WHAT THE TASK ASKS
Can you extract every line of the listing below word for word, omitting the pictures?

EXTRACTED ENTRIES
★ ★ ★ ★

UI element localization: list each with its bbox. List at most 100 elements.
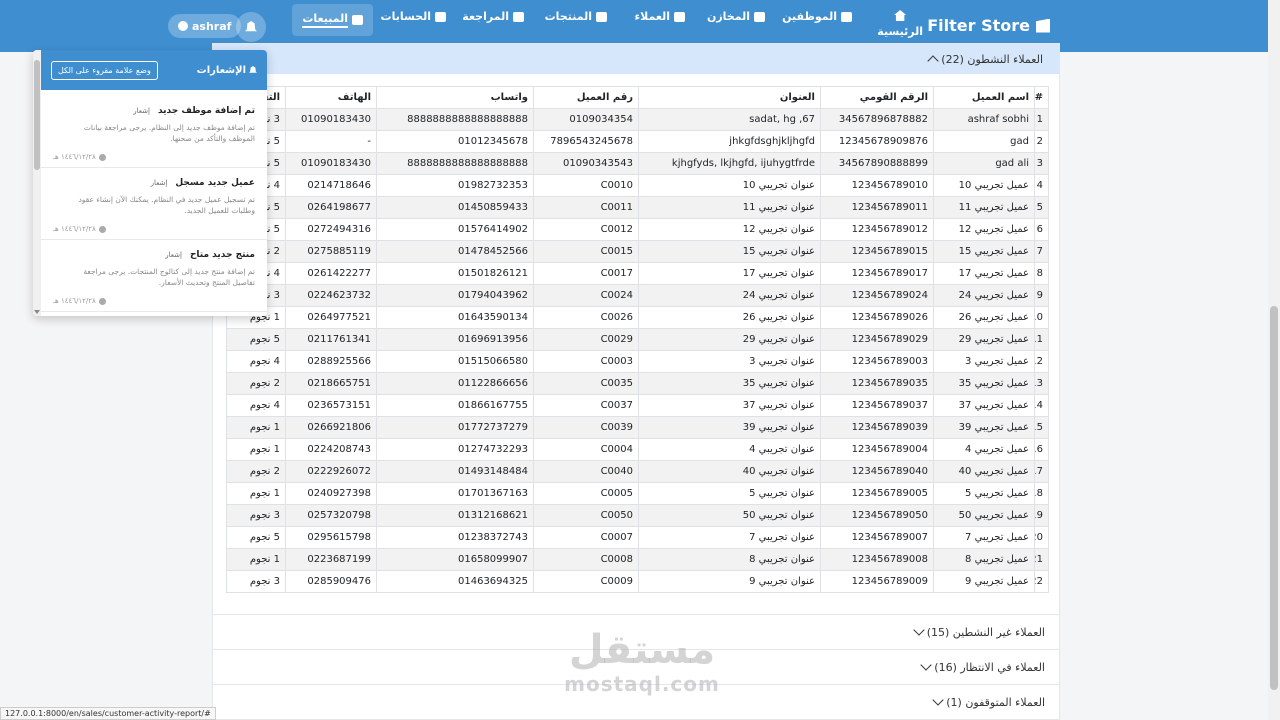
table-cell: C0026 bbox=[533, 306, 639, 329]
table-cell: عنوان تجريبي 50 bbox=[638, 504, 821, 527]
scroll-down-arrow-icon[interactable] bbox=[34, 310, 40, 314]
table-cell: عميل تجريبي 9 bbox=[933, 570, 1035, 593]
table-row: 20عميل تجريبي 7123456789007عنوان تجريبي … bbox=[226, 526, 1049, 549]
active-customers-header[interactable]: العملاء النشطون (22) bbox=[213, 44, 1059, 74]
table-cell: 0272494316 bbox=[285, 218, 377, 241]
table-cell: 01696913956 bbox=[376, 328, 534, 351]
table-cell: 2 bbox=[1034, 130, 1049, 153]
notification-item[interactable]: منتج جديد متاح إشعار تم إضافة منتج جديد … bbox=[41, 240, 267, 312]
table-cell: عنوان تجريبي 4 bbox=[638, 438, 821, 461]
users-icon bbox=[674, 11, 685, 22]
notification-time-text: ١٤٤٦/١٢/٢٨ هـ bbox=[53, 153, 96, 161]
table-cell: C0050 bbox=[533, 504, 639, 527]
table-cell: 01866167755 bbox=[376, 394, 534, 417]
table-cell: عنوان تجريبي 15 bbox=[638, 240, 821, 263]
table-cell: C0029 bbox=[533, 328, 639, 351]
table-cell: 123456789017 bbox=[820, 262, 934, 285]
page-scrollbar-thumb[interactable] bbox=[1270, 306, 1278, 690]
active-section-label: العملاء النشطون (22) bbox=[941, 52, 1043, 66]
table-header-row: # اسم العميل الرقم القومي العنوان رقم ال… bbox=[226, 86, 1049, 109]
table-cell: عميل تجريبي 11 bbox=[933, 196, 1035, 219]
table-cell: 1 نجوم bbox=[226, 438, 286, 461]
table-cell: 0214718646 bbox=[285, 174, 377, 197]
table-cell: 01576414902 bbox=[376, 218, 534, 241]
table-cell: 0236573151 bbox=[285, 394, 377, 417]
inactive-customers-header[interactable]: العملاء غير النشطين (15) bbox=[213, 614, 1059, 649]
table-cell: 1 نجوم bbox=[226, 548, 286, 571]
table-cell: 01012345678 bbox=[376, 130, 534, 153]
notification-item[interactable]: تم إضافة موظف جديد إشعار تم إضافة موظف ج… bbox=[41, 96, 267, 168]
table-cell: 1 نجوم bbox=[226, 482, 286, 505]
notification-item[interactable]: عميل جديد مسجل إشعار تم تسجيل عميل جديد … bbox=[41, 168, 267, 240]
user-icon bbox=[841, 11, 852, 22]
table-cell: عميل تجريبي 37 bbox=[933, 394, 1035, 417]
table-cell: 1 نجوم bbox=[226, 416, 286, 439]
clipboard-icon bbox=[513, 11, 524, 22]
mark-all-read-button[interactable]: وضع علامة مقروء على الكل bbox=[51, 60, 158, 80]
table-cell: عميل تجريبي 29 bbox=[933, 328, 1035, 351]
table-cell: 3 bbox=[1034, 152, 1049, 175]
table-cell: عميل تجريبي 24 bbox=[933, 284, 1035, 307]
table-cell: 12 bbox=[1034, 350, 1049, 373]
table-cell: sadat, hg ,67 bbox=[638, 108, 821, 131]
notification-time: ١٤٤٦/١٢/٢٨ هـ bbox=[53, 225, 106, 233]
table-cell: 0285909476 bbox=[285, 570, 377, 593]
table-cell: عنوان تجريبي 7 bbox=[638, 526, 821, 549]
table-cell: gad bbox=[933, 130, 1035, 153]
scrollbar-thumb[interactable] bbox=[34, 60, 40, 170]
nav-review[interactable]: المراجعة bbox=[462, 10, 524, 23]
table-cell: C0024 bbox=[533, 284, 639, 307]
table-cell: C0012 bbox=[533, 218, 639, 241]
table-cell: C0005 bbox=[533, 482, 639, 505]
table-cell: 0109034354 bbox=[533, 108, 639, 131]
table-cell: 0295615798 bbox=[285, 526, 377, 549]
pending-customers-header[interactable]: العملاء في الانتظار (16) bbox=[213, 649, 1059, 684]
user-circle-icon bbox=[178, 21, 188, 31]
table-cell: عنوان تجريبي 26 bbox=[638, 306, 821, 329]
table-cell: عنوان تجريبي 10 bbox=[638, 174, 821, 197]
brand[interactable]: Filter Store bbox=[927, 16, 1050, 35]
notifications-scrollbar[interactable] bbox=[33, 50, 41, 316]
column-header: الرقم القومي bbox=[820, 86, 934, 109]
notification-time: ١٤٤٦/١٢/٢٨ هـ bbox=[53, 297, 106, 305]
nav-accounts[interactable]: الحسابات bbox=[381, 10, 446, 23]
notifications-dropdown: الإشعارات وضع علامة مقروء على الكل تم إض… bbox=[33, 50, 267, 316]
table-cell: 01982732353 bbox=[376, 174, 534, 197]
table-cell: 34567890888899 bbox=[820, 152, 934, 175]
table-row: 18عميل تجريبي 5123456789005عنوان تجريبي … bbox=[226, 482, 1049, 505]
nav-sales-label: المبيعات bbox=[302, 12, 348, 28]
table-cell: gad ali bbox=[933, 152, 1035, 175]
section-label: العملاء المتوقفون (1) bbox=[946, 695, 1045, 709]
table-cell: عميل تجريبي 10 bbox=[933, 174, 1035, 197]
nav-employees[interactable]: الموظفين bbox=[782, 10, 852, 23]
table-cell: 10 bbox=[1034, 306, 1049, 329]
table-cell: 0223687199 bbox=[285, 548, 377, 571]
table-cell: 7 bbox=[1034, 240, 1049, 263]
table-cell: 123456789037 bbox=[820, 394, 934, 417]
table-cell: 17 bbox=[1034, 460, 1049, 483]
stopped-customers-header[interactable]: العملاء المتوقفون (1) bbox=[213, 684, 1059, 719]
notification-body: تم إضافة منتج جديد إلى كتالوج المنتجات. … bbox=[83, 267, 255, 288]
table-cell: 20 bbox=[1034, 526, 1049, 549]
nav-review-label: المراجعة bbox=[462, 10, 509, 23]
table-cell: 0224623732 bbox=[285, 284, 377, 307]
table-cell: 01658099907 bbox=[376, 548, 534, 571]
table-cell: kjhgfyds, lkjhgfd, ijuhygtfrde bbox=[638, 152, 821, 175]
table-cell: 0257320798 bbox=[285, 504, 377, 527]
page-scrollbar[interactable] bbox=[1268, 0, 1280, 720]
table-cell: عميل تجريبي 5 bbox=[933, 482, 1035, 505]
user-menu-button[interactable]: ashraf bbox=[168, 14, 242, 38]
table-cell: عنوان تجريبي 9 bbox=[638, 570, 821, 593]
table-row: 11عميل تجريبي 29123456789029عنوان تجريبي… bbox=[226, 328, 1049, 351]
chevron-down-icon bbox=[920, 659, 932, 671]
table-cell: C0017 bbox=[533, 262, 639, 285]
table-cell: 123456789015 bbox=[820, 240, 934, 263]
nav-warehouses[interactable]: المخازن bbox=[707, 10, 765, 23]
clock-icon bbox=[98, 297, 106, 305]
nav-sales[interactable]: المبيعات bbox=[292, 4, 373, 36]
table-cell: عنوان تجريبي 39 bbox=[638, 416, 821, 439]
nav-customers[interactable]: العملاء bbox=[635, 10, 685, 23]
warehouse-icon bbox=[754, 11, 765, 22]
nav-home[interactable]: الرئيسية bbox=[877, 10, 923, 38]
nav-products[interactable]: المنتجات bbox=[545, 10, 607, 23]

★ ★ ★ ★

WRITTEN ANSWER
UI element localization: list each with its bbox. List at most 100 elements.
table-cell: C0026 bbox=[533, 306, 639, 329]
table-cell: عنوان تجريبي 50 bbox=[638, 504, 821, 527]
scroll-down-arrow-icon[interactable] bbox=[34, 310, 40, 314]
table-cell: عميل تجريبي 9 bbox=[933, 570, 1035, 593]
table-row: 20عميل تجريبي 7123456789007عنوان تجريبي … bbox=[226, 526, 1049, 549]
active-customers-header[interactable]: العملاء النشطون (22) bbox=[213, 44, 1059, 74]
table-cell: 0272494316 bbox=[285, 218, 377, 241]
table-cell: 01696913956 bbox=[376, 328, 534, 351]
table-cell: 2 bbox=[1034, 130, 1049, 153]
notification-item[interactable]: منتج جديد متاح إشعار تم إضافة منتج جديد … bbox=[41, 240, 267, 312]
table-cell: عنوان تجريبي 4 bbox=[638, 438, 821, 461]
users-icon bbox=[674, 11, 685, 22]
notification-time-text: ١٤٤٦/١٢/٢٨ هـ bbox=[53, 153, 96, 161]
table-cell: C0050 bbox=[533, 504, 639, 527]
table-cell: 01866167755 bbox=[376, 394, 534, 417]
table-cell: عنوان تجريبي 15 bbox=[638, 240, 821, 263]
table-cell: C0029 bbox=[533, 328, 639, 351]
table-cell: 123456789017 bbox=[820, 262, 934, 285]
page-scrollbar-thumb[interactable] bbox=[1270, 306, 1278, 690]
active-section-label: العملاء النشطون (22) bbox=[941, 52, 1043, 66]
table-header-row: # اسم العميل الرقم القومي العنوان رقم ال… bbox=[226, 86, 1049, 109]
table-cell: عميل تجريبي 11 bbox=[933, 196, 1035, 219]
table-cell: 1 نجوم bbox=[226, 438, 286, 461]
table-cell: 0214718646 bbox=[285, 174, 377, 197]
table-cell: 01576414902 bbox=[376, 218, 534, 241]
table-cell: 0236573151 bbox=[285, 394, 377, 417]
inactive-customers-header[interactable]: العملاء غير النشطين (15) bbox=[213, 614, 1059, 649]
table-cell: 1 نجوم bbox=[226, 548, 286, 571]
table-cell: 01012345678 bbox=[376, 130, 534, 153]
notification-item[interactable]: تم إضافة موظف جديد إشعار تم إضافة موظف ج… bbox=[41, 96, 267, 168]
table-cell: 1 نجوم bbox=[226, 482, 286, 505]
notification-item[interactable]: عميل جديد مسجل إشعار تم تسجيل عميل جديد … bbox=[41, 168, 267, 240]
user-icon bbox=[841, 11, 852, 22]
table-cell: عميل تجريبي 37 bbox=[933, 394, 1035, 417]
table-cell: 1 نجوم bbox=[226, 416, 286, 439]
clipboard-icon bbox=[513, 11, 524, 22]
mark-all-read-button[interactable]: وضع علامة مقروء على الكل bbox=[51, 60, 158, 80]
table-cell: عميل تجريبي 29 bbox=[933, 328, 1035, 351]
table-cell: 3 bbox=[1034, 152, 1049, 175]
table-cell: عميل تجريبي 24 bbox=[933, 284, 1035, 307]
table-cell: 12 bbox=[1034, 350, 1049, 373]
table-cell: sadat, hg ,67 bbox=[638, 108, 821, 131]
notification-time: ١٤٤٦/١٢/٢٨ هـ bbox=[53, 225, 106, 233]
table-cell: 0285909476 bbox=[285, 570, 377, 593]
table-cell: عنوان تجريبي 7 bbox=[638, 526, 821, 549]
table-cell: gad bbox=[933, 130, 1035, 153]
scrollbar-thumb[interactable] bbox=[34, 60, 40, 170]
nav-review[interactable]: المراجعة bbox=[462, 10, 524, 23]
table-cell: C0024 bbox=[533, 284, 639, 307]
table-cell: C0012 bbox=[533, 218, 639, 241]
table-cell: C0005 bbox=[533, 482, 639, 505]
table-cell: 0109034354 bbox=[533, 108, 639, 131]
table-cell: 0295615798 bbox=[285, 526, 377, 549]
pending-customers-header[interactable]: العملاء في الانتظار (16) bbox=[213, 649, 1059, 684]
user-circle-icon bbox=[178, 21, 188, 31]
table-cell: عنوان تجريبي 26 bbox=[638, 306, 821, 329]
table-cell: عنوان تجريبي 10 bbox=[638, 174, 821, 197]
brand[interactable]: Filter Store bbox=[927, 16, 1050, 35]
notifications-scrollbar[interactable] bbox=[33, 50, 41, 316]
column-header: الرقم القومي bbox=[820, 86, 934, 109]
notification-time: ١٤٤٦/١٢/٢٨ هـ bbox=[53, 297, 106, 305]
nav-accounts[interactable]: الحسابات bbox=[381, 10, 446, 23]
notifications-dropdown: الإشعارات وضع علامة مقروء على الكل تم إض… bbox=[33, 50, 267, 316]
table-cell: 01982732353 bbox=[376, 174, 534, 197]
table-cell: 34567890888899 bbox=[820, 152, 934, 175]
table-row: 18عميل تجريبي 5123456789005عنوان تجريبي … bbox=[226, 482, 1049, 505]
nav-sales-label: المبيعات bbox=[302, 12, 348, 28]
table-cell: gad ali bbox=[933, 152, 1035, 175]
section-label: العملاء المتوقفون (1) bbox=[946, 695, 1045, 709]
table-cell: عميل تجريبي 10 bbox=[933, 174, 1035, 197]
nav-employees[interactable]: الموظفين bbox=[782, 10, 852, 23]
table-cell: 10 bbox=[1034, 306, 1049, 329]
table-cell: 0223687199 bbox=[285, 548, 377, 571]
table-cell: 7 bbox=[1034, 240, 1049, 263]
table-cell: 123456789037 bbox=[820, 394, 934, 417]
table-cell: 17 bbox=[1034, 460, 1049, 483]
stopped-customers-header[interactable]: العملاء المتوقفون (1) bbox=[213, 684, 1059, 719]
notification-body: تم إضافة منتج جديد إلى كتالوج المنتجات. … bbox=[83, 267, 255, 288]
table-cell: 20 bbox=[1034, 526, 1049, 549]
nav-review-label: المراجعة bbox=[462, 10, 509, 23]
table-cell: 0224623732 bbox=[285, 284, 377, 307]
table-cell: 01658099907 bbox=[376, 548, 534, 571]
table-cell: kjhgfyds, lkjhgfd, ijuhygtfrde bbox=[638, 152, 821, 175]
table-cell: 0257320798 bbox=[285, 504, 377, 527]
page-scrollbar[interactable] bbox=[1268, 0, 1280, 720]
table-cell: عميل تجريبي 5 bbox=[933, 482, 1035, 505]
user-menu-button[interactable]: ashraf bbox=[168, 14, 242, 38]
table-cell: عنوان تجريبي 9 bbox=[638, 570, 821, 593]
table-row: 11عميل تجريبي 29123456789029عنوان تجريبي… bbox=[226, 328, 1049, 351]
chevron-down-icon bbox=[920, 659, 932, 671]
table-cell: C0017 bbox=[533, 262, 639, 285]
table-cell: 123456789015 bbox=[820, 240, 934, 263]
nav-warehouses[interactable]: المخازن bbox=[707, 10, 765, 23]
clock-icon bbox=[98, 297, 106, 305]
nav-sales[interactable]: المبيعات bbox=[292, 4, 373, 36]
table-cell: عنوان تجريبي 39 bbox=[638, 416, 821, 439]
nav-customers[interactable]: العملاء bbox=[635, 10, 685, 23]
warehouse-icon bbox=[754, 11, 765, 22]
nav-home[interactable]: الرئيسية bbox=[877, 10, 923, 38]
nav-products[interactable]: المنتجات bbox=[545, 10, 607, 23]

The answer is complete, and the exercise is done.